--- ROWS ---
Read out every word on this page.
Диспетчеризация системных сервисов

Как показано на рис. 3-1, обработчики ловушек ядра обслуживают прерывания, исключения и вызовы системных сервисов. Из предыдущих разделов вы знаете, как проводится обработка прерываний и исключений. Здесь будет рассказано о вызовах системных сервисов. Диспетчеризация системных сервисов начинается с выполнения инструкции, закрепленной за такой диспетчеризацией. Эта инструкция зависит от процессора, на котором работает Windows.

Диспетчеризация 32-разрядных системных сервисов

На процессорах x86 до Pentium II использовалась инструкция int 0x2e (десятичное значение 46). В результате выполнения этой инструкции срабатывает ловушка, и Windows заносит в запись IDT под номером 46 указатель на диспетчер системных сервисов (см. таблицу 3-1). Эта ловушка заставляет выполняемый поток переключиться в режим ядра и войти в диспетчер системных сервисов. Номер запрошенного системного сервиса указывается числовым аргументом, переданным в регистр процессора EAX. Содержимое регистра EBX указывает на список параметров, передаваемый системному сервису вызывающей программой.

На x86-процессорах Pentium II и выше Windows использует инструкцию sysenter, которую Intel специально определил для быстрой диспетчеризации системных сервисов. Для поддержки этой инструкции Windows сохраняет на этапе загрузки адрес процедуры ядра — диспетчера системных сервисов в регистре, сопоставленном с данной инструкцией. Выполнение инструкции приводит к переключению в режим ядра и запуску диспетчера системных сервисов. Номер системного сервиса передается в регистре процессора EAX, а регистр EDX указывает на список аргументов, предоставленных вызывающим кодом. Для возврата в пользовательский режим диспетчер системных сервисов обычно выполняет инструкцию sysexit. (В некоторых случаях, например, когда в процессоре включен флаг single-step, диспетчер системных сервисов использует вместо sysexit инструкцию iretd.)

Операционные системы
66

--- INSTRUCTIONS FOR THE TASK ---
All of the data needs to be printed once more, exactly.

--- TASK RESULT ---
Read out every word on this page.
Диспетчеризация системных сервисов

Как показано на рис. 3-1, обработчики ловушек ядра обслуживают прерывания, исключения и вызовы системных сервисов. Из предыдущих разделов вы знаете, как проводится обработка прерываний и исключений. Здесь будет рассказано о вызовах системных сервисов. Диспетчеризация системных сервисов начинается с выполнения инструкции, закрепленной за такой диспетчеризацией. Эта инструкция зависит от процессора, на котором работает Windows.

Диспетчеризация 32-разрядных системных сервисов

На процессорах x86 до Pentium II использовалась инструкция int 0x2e (десятичное значение 46). В результате выполнения этой инструкции срабатывает ловушка, и Windows заносит в запись IDT под номером 46 указатель на диспетчер системных сервисов (см. таблицу 3-1). Эта ловушка заставляет выполняемый поток переключиться в режим ядра и войти в диспетчер системных сервисов. Номер запрошенного системного сервиса указывается числовым аргументом, переданным в регистр процессора EAX. Содержимое регистра EBX указывает на список параметров, передаваемый системному сервису вызывающей программой.

На x86-процессорах Pentium II и выше Windows использует инструкцию sysenter, которую Intel специально определил для быстрой диспетчеризации системных сервисов. Для поддержки этой инструкции Windows сохраняет на этапе загрузки адрес процедуры ядра — диспетчера системных сервисов в регистре, сопоставленном с данной инструкцией. Выполнение инструкции приводит к переключению в режим ядра и запуску диспетчера системных сервисов. Номер системного сервиса передается в регистре процессора EAX, а регистр EDX указывает на список аргументов, предоставленных вызывающим кодом. Для возврата в пользовательский режим диспетчер системных сервисов обычно выполняет инструкцию sysexit. (В некоторых случаях, например, когда в процессоре включен флаг single-step, диспетчер системных сервисов использует вместо sysexit инструкцию iretd.)

Операционные системы
66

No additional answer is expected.